_Written request_: For the data below, report only the number of lines containing the string "Milchinhaltstoffe".
+++ Dataset rows
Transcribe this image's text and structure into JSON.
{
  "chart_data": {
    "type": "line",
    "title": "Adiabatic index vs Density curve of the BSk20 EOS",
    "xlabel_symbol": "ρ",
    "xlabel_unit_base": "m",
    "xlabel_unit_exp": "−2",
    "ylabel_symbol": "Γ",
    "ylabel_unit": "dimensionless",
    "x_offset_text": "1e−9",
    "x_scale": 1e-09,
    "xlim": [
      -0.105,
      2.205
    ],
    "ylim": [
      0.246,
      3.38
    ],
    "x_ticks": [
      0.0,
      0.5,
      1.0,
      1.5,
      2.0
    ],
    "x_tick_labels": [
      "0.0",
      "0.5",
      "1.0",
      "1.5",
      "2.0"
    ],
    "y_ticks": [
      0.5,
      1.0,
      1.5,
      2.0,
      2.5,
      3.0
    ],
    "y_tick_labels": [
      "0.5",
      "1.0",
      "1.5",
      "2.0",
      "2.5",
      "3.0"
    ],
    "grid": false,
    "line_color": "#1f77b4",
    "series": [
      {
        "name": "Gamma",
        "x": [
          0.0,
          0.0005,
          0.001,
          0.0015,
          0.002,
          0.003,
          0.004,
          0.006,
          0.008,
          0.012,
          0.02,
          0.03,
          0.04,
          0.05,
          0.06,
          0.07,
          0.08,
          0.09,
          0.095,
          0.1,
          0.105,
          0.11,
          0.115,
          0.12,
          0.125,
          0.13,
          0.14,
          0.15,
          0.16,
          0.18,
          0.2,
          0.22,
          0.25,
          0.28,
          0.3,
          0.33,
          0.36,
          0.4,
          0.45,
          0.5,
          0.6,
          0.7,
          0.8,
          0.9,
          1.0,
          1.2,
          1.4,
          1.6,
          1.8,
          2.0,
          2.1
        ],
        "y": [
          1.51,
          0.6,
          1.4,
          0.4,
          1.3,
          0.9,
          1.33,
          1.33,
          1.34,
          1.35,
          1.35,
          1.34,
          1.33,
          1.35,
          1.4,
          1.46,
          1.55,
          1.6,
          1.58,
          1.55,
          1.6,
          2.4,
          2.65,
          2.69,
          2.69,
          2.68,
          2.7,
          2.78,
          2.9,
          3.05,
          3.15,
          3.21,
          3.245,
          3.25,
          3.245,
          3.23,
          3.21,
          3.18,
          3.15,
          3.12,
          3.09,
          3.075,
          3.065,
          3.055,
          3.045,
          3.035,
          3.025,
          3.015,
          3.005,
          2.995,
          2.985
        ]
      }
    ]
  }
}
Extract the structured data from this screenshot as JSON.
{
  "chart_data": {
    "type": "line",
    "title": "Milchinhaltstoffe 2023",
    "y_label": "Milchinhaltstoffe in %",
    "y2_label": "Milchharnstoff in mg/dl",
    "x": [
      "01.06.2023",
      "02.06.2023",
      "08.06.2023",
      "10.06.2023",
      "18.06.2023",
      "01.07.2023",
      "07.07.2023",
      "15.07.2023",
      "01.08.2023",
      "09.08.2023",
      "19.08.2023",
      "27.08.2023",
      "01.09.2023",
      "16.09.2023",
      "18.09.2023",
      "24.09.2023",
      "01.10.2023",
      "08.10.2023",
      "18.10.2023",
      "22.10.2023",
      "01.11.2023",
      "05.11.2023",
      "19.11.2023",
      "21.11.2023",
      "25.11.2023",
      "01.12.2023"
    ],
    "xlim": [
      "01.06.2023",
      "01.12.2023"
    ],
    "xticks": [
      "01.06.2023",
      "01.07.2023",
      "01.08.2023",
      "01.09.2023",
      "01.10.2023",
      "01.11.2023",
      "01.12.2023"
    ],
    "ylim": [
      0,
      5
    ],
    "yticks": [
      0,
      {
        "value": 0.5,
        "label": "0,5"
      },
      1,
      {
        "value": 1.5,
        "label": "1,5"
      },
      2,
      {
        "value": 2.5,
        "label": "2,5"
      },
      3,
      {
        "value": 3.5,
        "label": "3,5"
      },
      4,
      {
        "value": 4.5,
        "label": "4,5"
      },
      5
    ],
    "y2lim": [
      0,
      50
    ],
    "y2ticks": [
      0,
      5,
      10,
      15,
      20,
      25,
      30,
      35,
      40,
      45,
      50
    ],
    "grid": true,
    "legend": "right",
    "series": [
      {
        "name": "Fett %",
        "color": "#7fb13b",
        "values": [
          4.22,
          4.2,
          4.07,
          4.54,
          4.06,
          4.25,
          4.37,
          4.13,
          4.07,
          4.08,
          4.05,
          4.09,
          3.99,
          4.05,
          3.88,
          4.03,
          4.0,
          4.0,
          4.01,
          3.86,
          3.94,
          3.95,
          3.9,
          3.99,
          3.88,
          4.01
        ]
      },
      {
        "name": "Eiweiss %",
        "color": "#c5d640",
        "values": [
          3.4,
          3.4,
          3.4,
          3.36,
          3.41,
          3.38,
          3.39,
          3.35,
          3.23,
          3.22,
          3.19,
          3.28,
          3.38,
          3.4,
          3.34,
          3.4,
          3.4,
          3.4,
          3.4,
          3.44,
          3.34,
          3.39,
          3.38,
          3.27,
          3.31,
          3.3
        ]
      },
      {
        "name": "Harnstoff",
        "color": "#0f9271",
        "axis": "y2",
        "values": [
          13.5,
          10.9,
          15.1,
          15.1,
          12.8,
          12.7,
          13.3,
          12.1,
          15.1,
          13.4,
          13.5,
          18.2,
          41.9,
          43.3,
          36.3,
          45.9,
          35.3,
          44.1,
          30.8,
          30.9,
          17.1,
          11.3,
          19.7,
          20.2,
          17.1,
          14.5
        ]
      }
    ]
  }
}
++++++
+++ Dataset rows
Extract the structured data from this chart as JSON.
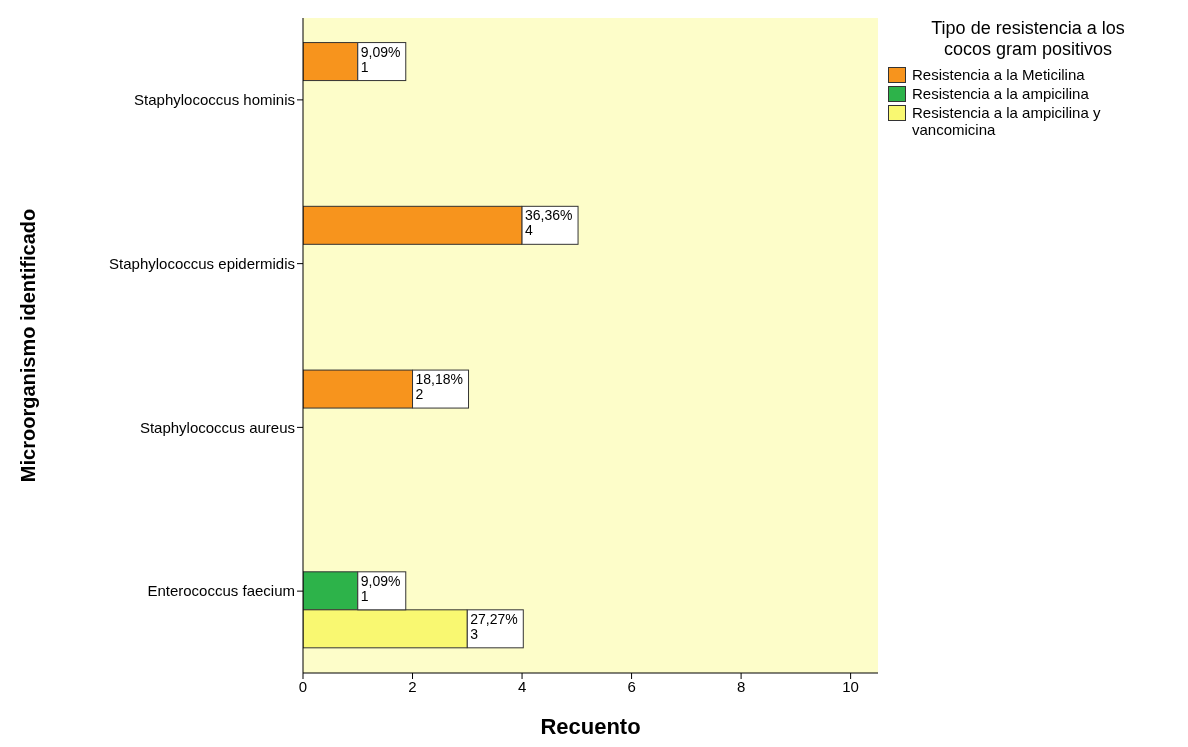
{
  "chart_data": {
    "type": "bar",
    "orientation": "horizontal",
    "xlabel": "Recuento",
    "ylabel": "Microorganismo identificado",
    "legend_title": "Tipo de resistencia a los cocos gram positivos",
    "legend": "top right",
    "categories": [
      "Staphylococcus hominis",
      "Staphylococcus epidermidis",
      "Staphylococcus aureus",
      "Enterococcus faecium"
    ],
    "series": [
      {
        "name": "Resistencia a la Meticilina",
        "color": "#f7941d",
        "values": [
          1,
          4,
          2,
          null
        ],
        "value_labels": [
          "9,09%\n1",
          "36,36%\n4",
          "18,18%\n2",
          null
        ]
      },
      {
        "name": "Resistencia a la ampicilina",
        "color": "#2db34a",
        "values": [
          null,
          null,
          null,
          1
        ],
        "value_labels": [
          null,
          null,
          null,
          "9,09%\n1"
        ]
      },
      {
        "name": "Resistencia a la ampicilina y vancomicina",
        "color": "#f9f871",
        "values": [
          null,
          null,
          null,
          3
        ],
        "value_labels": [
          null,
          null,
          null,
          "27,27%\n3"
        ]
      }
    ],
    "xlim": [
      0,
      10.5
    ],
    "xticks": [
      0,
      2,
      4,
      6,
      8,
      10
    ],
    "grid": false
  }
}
++++++
_Correct output_: 2